**DATASET EXCERPTS**.
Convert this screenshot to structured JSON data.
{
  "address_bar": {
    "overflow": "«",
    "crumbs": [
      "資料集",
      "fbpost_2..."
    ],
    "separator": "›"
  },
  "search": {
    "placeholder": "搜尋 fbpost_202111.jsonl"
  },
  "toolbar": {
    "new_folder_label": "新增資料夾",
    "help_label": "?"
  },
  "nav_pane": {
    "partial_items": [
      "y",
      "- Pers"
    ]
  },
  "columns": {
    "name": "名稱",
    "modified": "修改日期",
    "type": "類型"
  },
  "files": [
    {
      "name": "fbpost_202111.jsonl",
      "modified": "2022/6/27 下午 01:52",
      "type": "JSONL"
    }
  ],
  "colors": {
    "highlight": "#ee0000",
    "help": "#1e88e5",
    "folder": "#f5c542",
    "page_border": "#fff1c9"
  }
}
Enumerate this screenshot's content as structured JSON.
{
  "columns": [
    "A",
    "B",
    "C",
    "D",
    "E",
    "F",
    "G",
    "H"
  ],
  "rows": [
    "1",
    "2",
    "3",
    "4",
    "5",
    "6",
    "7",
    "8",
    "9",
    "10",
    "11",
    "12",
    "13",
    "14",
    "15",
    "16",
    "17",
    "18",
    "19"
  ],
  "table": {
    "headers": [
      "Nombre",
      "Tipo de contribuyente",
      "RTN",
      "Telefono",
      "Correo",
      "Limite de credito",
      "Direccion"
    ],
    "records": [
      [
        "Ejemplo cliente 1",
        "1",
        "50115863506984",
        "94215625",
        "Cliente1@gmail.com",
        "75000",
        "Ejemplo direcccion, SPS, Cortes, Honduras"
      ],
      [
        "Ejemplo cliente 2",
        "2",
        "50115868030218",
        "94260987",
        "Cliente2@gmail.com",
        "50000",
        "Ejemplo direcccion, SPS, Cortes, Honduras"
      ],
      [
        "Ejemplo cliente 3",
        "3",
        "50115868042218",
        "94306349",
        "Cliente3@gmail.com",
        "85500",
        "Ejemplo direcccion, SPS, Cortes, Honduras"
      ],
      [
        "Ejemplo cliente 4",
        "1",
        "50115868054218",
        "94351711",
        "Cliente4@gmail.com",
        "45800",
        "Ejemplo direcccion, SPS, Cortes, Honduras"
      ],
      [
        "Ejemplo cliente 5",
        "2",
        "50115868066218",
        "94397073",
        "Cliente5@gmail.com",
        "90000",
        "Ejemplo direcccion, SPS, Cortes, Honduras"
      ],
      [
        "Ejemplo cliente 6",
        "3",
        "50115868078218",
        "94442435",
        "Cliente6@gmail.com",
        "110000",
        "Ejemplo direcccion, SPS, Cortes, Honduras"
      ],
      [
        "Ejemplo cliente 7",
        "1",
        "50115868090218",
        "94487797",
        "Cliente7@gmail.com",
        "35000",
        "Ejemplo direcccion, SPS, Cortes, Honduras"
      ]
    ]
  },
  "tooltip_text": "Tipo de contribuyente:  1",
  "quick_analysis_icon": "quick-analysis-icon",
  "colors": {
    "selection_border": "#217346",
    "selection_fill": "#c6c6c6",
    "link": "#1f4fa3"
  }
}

**WHAT IS BEING ASKED**. Using the data above, reproduce every line exactly.

**SOLUTION FOR THIS TASK**.
Convert this screenshot to structured JSON data.
{
  "address_bar": {
    "overflow": "«",
    "crumbs": [
      "資料集",
      "fbpost_2..."
    ],
    "separator": "›"
  },
  "search": {
    "placeholder": "搜尋 fbpost_202111.jsonl"
  },
  "toolbar": {
    "new_folder_label": "新增資料夾",
    "help_label": "?"
  },
  "nav_pane": {
    "partial_items": [
      "y",
      "- Pers"
    ]
  },
  "columns": {
    "name": "名稱",
    "modified": "修改日期",
    "type": "類型"
  },
  "files": [
    {
      "name": "fbpost_202111.jsonl",
      "modified": "2022/6/27 下午 01:52",
      "type": "JSONL"
    }
  ],
  "colors": {
    "highlight": "#ee0000",
    "help": "#1e88e5",
    "folder": "#f5c542",
    "page_border": "#fff1c9"
  }
}
Enumerate this screenshot's content as structured JSON.
{
  "columns": [
    "A",
    "B",
    "C",
    "D",
    "E",
    "F",
    "G",
    "H"
  ],
  "rows": [
    "1",
    "2",
    "3",
    "4",
    "5",
    "6",
    "7",
    "8",
    "9",
    "10",
    "11",
    "12",
    "13",
    "14",
    "15",
    "16",
    "17",
    "18",
    "19"
  ],
  "table": {
    "headers": [
      "Nombre",
      "Tipo de contribuyente",
      "RTN",
      "Telefono",
      "Correo",
      "Limite de credito",
      "Direccion"
    ],
    "records": [
      [
        "Ejemplo cliente 1",
        "1",
        "50115863506984",
        "94215625",
        "Cliente1@gmail.com",
        "75000",
        "Ejemplo direcccion, SPS, Cortes, Honduras"
      ],
      [
        "Ejemplo cliente 2",
        "2",
        "50115868030218",
        "94260987",
        "Cliente2@gmail.com",
        "50000",
        "Ejemplo direcccion, SPS, Cortes, Honduras"
      ],
      [
        "Ejemplo cliente 3",
        "3",
        "50115868042218",
        "94306349",
        "Cliente3@gmail.com",
        "85500",
        "Ejemplo direcccion, SPS, Cortes, Honduras"
      ],
      [
        "Ejemplo cliente 4",
        "1",
        "50115868054218",
        "94351711",
        "Cliente4@gmail.com",
        "45800",
        "Ejemplo direcccion, SPS, Cortes, Honduras"
      ],
      [
        "Ejemplo cliente 5",
        "2",
        "50115868066218",
        "94397073",
        "Cliente5@gmail.com",
        "90000",
        "Ejemplo direcccion, SPS, Cortes, Honduras"
      ],
      [
        "Ejemplo cliente 6",
        "3",
        "50115868078218",
        "94442435",
        "Cliente6@gmail.com",
        "110000",
        "Ejemplo direcccion, SPS, Cortes, Honduras"
      ],
      [
        "Ejemplo cliente 7",
        "1",
        "50115868090218",
        "94487797",
        "Cliente7@gmail.com",
        "35000",
        "Ejemplo direcccion, SPS, Cortes, Honduras"
      ]
    ]
  },
  "tooltip_text": "Tipo de contribuyente:  1",
  "quick_analysis_icon": "quick-analysis-icon",
  "colors": {
    "selection_border": "#217346",
    "selection_fill": "#c6c6c6",
    "link": "#1f4fa3"
  }
}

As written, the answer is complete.